■ **Records to process**:
────

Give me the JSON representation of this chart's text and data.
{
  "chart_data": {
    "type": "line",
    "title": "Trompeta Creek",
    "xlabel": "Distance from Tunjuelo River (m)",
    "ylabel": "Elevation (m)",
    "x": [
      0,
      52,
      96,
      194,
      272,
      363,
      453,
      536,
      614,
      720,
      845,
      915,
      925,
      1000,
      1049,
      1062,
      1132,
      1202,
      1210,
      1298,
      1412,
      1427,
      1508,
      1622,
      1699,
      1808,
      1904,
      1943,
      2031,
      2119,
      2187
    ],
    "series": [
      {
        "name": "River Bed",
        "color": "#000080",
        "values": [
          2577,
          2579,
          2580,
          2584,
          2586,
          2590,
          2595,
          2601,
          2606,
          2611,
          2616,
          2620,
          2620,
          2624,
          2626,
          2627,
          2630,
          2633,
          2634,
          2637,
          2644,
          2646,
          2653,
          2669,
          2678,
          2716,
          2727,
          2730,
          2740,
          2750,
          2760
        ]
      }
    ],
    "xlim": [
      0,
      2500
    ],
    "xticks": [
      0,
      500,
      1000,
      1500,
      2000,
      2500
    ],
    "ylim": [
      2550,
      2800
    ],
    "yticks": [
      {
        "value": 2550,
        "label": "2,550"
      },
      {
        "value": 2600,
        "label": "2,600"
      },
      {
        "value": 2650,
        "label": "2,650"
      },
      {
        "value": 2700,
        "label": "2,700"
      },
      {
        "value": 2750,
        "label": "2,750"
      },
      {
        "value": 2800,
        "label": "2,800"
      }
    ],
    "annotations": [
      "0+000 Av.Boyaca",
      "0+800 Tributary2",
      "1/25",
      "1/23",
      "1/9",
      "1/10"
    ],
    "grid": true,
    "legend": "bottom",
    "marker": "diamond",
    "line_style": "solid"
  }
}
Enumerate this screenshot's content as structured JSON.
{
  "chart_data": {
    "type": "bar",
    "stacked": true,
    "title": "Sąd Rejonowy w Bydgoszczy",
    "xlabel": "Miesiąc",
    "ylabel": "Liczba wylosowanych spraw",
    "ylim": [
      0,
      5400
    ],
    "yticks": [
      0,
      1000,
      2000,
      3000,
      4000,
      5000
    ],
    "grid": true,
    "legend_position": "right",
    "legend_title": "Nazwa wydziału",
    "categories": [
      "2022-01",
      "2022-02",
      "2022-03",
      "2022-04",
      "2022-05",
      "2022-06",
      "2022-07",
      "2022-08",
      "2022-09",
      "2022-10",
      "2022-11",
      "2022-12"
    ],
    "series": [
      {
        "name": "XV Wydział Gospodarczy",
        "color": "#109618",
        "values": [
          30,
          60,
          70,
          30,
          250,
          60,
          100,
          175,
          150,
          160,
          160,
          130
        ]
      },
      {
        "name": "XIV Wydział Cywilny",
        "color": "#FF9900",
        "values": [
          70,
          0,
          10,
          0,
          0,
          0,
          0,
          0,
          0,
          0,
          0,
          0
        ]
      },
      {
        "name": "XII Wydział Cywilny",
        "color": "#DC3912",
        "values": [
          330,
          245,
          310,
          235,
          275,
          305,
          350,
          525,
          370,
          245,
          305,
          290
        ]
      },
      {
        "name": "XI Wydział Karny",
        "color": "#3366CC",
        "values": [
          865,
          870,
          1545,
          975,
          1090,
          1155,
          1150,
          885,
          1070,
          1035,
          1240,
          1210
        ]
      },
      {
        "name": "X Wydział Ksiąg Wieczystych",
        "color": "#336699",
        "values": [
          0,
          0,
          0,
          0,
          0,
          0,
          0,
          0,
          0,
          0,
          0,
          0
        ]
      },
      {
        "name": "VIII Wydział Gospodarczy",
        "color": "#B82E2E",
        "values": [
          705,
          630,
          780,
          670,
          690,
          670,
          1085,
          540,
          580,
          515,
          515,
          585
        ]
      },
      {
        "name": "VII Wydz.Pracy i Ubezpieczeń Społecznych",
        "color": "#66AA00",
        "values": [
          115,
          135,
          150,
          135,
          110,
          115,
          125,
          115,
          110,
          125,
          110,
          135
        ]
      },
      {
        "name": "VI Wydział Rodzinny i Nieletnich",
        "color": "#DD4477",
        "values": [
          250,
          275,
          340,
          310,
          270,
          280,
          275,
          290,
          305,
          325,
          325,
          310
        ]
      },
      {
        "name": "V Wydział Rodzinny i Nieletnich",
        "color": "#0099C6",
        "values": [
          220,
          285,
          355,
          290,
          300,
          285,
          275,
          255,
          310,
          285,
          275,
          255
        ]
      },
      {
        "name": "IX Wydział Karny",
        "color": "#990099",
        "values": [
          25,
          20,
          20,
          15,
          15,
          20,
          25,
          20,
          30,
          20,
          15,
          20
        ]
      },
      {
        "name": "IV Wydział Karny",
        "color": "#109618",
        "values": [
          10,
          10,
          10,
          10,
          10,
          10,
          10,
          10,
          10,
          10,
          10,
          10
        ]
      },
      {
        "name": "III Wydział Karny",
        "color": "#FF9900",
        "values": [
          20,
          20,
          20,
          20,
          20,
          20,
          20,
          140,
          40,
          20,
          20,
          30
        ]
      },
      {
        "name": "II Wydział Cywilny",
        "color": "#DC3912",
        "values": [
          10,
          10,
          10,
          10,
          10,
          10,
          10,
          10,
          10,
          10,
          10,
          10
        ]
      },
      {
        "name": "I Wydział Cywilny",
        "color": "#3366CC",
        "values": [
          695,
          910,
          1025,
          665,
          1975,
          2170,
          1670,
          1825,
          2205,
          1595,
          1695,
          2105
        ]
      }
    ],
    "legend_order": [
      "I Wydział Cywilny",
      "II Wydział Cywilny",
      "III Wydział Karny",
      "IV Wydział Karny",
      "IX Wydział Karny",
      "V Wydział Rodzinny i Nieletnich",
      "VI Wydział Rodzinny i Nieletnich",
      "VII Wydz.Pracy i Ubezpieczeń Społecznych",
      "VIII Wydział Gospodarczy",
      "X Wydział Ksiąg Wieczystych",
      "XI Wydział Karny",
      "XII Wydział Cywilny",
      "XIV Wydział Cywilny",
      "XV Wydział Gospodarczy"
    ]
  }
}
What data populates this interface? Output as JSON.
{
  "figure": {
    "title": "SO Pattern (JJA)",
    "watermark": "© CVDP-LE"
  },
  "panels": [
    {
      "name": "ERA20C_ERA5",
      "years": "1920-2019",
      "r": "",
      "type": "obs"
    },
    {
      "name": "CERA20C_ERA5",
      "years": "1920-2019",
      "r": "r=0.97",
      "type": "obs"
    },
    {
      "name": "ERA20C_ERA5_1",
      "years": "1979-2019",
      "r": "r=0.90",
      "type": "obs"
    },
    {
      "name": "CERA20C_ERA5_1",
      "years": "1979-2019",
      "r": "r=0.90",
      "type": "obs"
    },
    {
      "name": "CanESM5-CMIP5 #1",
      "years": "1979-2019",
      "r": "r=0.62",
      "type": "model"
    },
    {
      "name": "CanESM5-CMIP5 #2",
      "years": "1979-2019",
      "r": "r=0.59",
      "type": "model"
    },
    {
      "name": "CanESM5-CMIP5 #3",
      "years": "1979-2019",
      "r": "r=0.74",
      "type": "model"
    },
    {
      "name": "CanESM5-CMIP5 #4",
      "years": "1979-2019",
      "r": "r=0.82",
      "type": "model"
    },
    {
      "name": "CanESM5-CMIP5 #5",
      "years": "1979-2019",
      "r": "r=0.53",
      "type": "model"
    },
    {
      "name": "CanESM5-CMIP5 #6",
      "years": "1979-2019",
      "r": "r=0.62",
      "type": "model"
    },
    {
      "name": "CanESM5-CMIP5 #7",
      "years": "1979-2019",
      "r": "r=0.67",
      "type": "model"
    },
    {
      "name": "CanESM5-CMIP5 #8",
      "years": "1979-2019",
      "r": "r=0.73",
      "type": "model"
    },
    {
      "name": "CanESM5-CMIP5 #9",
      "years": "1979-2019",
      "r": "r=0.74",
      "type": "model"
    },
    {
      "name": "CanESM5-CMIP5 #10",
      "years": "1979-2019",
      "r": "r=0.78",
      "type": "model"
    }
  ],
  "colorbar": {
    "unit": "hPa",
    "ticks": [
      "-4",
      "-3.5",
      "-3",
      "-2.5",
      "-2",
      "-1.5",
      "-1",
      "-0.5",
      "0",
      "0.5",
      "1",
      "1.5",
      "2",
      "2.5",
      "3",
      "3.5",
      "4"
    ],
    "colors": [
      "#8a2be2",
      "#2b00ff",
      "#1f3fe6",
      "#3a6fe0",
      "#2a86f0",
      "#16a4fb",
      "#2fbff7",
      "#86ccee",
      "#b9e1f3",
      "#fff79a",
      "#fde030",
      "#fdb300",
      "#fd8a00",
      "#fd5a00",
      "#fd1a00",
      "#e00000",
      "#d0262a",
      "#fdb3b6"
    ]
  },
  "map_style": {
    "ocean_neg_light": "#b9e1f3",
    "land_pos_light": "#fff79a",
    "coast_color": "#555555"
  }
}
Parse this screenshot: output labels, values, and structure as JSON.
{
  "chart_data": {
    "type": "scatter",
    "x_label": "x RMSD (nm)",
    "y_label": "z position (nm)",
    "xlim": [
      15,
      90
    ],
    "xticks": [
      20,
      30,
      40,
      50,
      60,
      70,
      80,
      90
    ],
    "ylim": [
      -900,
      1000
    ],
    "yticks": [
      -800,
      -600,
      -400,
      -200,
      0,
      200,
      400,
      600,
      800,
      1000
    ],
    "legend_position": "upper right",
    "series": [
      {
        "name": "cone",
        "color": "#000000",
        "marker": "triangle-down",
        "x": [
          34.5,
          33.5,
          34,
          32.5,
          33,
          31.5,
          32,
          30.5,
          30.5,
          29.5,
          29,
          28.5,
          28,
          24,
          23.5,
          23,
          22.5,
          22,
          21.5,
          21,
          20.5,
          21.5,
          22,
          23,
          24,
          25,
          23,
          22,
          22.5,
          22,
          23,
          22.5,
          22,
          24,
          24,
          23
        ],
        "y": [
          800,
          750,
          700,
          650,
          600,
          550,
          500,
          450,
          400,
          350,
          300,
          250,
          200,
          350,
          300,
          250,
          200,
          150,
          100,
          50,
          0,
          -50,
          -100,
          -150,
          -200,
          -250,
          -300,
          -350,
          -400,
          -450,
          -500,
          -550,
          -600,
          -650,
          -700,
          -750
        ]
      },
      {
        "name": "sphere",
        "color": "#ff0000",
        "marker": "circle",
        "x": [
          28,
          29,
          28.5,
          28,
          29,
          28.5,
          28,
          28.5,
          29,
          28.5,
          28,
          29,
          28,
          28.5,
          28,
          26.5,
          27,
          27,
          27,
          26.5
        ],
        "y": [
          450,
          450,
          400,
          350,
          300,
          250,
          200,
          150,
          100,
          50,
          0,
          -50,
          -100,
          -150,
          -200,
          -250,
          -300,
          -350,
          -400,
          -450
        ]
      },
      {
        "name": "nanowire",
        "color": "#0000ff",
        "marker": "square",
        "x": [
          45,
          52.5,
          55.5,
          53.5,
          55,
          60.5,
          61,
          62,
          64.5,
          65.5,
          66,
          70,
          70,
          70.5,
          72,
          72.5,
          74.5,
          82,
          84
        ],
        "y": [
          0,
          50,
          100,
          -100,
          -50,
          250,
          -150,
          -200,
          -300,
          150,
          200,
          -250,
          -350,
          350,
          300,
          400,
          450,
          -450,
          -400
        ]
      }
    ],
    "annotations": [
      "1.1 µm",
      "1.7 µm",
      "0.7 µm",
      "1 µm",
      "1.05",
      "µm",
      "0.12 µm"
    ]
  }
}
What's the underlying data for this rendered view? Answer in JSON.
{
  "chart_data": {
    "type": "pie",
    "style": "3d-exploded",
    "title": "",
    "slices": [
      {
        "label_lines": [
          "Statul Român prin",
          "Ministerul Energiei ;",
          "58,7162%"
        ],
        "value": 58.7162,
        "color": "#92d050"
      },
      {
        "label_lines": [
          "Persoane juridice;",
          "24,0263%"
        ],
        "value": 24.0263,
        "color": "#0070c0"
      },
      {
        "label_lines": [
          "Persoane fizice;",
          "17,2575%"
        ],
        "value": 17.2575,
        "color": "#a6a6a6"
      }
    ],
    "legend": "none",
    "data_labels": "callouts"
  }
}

────

■ **What to do**:
Copy out each line of the material that holds the word "Nieletnich".

■ **The result**:
        "name": "VI Wydział Rodzinny i Nieletnich",
        "name": "V Wydział Rodzinny i Nieletnich",
      "V Wydział Rodzinny i Nieletnich",
      "VI Wydział Rodzinny i Nieletnich",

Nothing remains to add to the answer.